───── Dataset extract ─────
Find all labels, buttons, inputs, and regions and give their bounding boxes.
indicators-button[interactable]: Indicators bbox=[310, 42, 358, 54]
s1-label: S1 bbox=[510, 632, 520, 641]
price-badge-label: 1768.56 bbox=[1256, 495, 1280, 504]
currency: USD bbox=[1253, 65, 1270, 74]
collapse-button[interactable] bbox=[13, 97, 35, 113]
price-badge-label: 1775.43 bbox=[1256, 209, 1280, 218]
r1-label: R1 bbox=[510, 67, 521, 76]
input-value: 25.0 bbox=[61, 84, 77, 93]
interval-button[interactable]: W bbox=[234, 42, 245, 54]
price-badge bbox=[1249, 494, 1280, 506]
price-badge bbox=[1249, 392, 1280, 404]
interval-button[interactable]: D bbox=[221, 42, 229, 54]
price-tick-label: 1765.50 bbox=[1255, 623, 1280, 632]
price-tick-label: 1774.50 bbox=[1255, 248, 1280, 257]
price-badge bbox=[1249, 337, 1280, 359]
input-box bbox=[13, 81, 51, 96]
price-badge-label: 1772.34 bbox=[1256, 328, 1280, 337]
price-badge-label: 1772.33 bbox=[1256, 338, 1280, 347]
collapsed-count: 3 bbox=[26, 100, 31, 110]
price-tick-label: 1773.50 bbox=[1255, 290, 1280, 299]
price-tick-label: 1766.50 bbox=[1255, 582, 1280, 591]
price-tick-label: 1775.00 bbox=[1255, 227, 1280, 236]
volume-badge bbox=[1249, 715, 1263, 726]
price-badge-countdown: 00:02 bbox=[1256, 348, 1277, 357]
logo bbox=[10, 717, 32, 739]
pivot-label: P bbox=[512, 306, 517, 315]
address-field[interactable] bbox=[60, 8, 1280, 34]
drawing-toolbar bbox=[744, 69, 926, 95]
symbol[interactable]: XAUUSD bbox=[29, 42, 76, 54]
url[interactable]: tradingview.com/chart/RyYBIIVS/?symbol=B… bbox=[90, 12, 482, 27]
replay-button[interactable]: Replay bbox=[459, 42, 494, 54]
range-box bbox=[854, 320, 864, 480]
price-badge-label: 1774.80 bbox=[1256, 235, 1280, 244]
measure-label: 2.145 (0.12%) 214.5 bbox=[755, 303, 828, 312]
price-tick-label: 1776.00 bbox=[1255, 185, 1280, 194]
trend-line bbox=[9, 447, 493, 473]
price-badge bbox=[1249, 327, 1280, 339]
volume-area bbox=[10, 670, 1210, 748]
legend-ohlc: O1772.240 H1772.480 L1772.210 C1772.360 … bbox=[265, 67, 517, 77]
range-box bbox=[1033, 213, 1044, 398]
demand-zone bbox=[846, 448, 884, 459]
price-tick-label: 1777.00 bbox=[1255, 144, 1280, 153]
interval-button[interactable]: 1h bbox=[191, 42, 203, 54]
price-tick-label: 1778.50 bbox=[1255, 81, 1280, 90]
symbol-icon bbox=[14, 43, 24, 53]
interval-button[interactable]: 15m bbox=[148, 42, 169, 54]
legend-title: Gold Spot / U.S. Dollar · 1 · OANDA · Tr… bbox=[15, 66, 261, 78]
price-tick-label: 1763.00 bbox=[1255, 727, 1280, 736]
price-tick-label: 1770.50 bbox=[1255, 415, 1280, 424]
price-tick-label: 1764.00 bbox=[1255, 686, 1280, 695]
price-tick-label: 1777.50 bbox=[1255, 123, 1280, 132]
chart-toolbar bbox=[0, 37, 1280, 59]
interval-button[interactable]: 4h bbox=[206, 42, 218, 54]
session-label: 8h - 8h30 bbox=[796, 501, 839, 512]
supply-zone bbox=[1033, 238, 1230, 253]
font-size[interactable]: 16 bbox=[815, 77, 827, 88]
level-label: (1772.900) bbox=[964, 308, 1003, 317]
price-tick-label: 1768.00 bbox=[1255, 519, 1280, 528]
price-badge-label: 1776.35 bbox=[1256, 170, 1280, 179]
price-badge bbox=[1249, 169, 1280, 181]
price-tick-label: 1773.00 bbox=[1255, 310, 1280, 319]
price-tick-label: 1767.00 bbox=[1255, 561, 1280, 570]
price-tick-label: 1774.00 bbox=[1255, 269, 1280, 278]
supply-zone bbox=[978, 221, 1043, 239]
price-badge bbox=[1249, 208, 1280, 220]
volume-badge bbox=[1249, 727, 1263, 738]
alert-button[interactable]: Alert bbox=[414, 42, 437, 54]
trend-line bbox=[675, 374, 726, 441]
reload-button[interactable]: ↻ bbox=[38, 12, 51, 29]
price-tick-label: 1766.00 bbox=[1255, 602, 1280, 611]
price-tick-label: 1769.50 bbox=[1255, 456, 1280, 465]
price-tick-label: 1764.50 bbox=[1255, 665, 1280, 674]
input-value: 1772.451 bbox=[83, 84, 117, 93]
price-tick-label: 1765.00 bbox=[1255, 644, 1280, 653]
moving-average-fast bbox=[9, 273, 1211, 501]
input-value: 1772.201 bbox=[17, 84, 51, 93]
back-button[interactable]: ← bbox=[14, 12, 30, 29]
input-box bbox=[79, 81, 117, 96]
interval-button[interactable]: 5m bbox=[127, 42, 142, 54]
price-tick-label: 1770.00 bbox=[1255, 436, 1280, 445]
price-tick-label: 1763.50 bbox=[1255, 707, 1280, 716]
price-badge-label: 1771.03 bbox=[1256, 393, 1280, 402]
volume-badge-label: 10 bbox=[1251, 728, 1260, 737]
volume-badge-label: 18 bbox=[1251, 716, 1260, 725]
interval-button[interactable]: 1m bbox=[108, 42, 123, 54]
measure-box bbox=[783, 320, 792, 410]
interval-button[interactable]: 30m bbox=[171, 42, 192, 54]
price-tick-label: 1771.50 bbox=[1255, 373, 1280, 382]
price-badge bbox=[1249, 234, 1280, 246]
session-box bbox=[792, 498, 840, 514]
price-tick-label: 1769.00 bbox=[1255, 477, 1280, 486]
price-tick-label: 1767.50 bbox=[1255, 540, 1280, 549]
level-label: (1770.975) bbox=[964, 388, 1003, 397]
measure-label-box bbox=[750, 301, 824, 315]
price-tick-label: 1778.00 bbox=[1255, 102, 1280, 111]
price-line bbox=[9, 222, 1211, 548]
─────
- [Written task] Pull every line of the material above and reproduce each one verbatim, in its original order.

- [Response to this exercise]
Find all labels, buttons, inputs, and regions and give their bounding boxes.
indicators-button[interactable]: Indicators bbox=[310, 42, 358, 54]
s1-label: S1 bbox=[510, 632, 520, 641]
price-badge-label: 1768.56 bbox=[1256, 495, 1280, 504]
currency: USD bbox=[1253, 65, 1270, 74]
collapse-button[interactable] bbox=[13, 97, 35, 113]
price-badge-label: 1775.43 bbox=[1256, 209, 1280, 218]
r1-label: R1 bbox=[510, 67, 521, 76]
input-value: 25.0 bbox=[61, 84, 77, 93]
interval-button[interactable]: W bbox=[234, 42, 245, 54]
price-badge bbox=[1249, 494, 1280, 506]
price-badge bbox=[1249, 392, 1280, 404]
interval-button[interactable]: D bbox=[221, 42, 229, 54]
price-tick-label: 1765.50 bbox=[1255, 623, 1280, 632]
price-tick-label: 1774.50 bbox=[1255, 248, 1280, 257]
price-badge bbox=[1249, 337, 1280, 359]
input-box bbox=[13, 81, 51, 96]
price-badge-label: 1772.34 bbox=[1256, 328, 1280, 337]
price-badge-label: 1772.33 bbox=[1256, 338, 1280, 347]
collapsed-count: 3 bbox=[26, 100, 31, 110]
price-tick-label: 1773.50 bbox=[1255, 290, 1280, 299]
price-tick-label: 1766.50 bbox=[1255, 582, 1280, 591]
price-tick-label: 1775.00 bbox=[1255, 227, 1280, 236]
volume-badge bbox=[1249, 715, 1263, 726]
price-badge-countdown: 00:02 bbox=[1256, 348, 1277, 357]
logo bbox=[10, 717, 32, 739]
pivot-label: P bbox=[512, 306, 517, 315]
address-field[interactable] bbox=[60, 8, 1280, 34]
drawing-toolbar bbox=[744, 69, 926, 95]
symbol[interactable]: XAUUSD bbox=[29, 42, 76, 54]
url[interactable]: tradingview.com/chart/RyYBIIVS/?symbol=B… bbox=[90, 12, 482, 27]
replay-button[interactable]: Replay bbox=[459, 42, 494, 54]
range-box bbox=[854, 320, 864, 480]
price-badge-label: 1774.80 bbox=[1256, 235, 1280, 244]
measure-label: 2.145 (0.12%) 214.5 bbox=[755, 303, 828, 312]
price-tick-label: 1776.00 bbox=[1255, 185, 1280, 194]
trend-line bbox=[9, 447, 493, 473]
price-badge bbox=[1249, 327, 1280, 339]
volume-area bbox=[10, 670, 1210, 748]
legend-ohlc: O1772.240 H1772.480 L1772.210 C1772.360 … bbox=[265, 67, 517, 77]
range-box bbox=[1033, 213, 1044, 398]
demand-zone bbox=[846, 448, 884, 459]
price-tick-label: 1777.00 bbox=[1255, 144, 1280, 153]
interval-button[interactable]: 1h bbox=[191, 42, 203, 54]
price-tick-label: 1778.50 bbox=[1255, 81, 1280, 90]
symbol-icon bbox=[14, 43, 24, 53]
interval-button[interactable]: 15m bbox=[148, 42, 169, 54]
legend-title: Gold Spot / U.S. Dollar · 1 · OANDA · Tr… bbox=[15, 66, 261, 78]
price-tick-label: 1763.00 bbox=[1255, 727, 1280, 736]
price-tick-label: 1770.50 bbox=[1255, 415, 1280, 424]
price-tick-label: 1764.00 bbox=[1255, 686, 1280, 695]
price-tick-label: 1777.50 bbox=[1255, 123, 1280, 132]
chart-toolbar bbox=[0, 37, 1280, 59]
interval-button[interactable]: 4h bbox=[206, 42, 218, 54]
session-label: 8h - 8h30 bbox=[796, 501, 839, 512]
supply-zone bbox=[1033, 238, 1230, 253]
font-size[interactable]: 16 bbox=[815, 77, 827, 88]
level-label: (1772.900) bbox=[964, 308, 1003, 317]
price-tick-label: 1768.00 bbox=[1255, 519, 1280, 528]
price-badge-label: 1776.35 bbox=[1256, 170, 1280, 179]
price-badge bbox=[1249, 169, 1280, 181]
price-tick-label: 1773.00 bbox=[1255, 310, 1280, 319]
price-tick-label: 1767.00 bbox=[1255, 561, 1280, 570]
price-tick-label: 1774.00 bbox=[1255, 269, 1280, 278]
supply-zone bbox=[978, 221, 1043, 239]
price-badge bbox=[1249, 208, 1280, 220]
volume-badge bbox=[1249, 727, 1263, 738]
alert-button[interactable]: Alert bbox=[414, 42, 437, 54]
trend-line bbox=[675, 374, 726, 441]
reload-button[interactable]: ↻ bbox=[38, 12, 51, 29]
price-tick-label: 1766.00 bbox=[1255, 602, 1280, 611]
price-tick-label: 1769.50 bbox=[1255, 456, 1280, 465]
price-tick-label: 1764.50 bbox=[1255, 665, 1280, 674]
input-value: 1772.451 bbox=[83, 84, 117, 93]
price-tick-label: 1765.00 bbox=[1255, 644, 1280, 653]
moving-average-fast bbox=[9, 273, 1211, 501]
input-value: 1772.201 bbox=[17, 84, 51, 93]
back-button[interactable]: ← bbox=[14, 12, 30, 29]
input-box bbox=[79, 81, 117, 96]
interval-button[interactable]: 5m bbox=[127, 42, 142, 54]
price-tick-label: 1770.00 bbox=[1255, 436, 1280, 445]
price-tick-label: 1763.50 bbox=[1255, 707, 1280, 716]
price-badge-label: 1771.03 bbox=[1256, 393, 1280, 402]
volume-badge-label: 10 bbox=[1251, 728, 1260, 737]
volume-badge-label: 18 bbox=[1251, 716, 1260, 725]
interval-button[interactable]: 1m bbox=[108, 42, 123, 54]
measure-box bbox=[783, 320, 792, 410]
interval-button[interactable]: 30m bbox=[171, 42, 192, 54]
price-tick-label: 1771.50 bbox=[1255, 373, 1280, 382]
price-badge bbox=[1249, 234, 1280, 246]
session-box bbox=[792, 498, 840, 514]
price-tick-label: 1769.00 bbox=[1255, 477, 1280, 486]
price-tick-label: 1767.50 bbox=[1255, 540, 1280, 549]
level-label: (1770.975) bbox=[964, 388, 1003, 397]
measure-label-box bbox=[750, 301, 824, 315]
price-tick-label: 1778.00 bbox=[1255, 102, 1280, 111]
price-line bbox=[9, 222, 1211, 548]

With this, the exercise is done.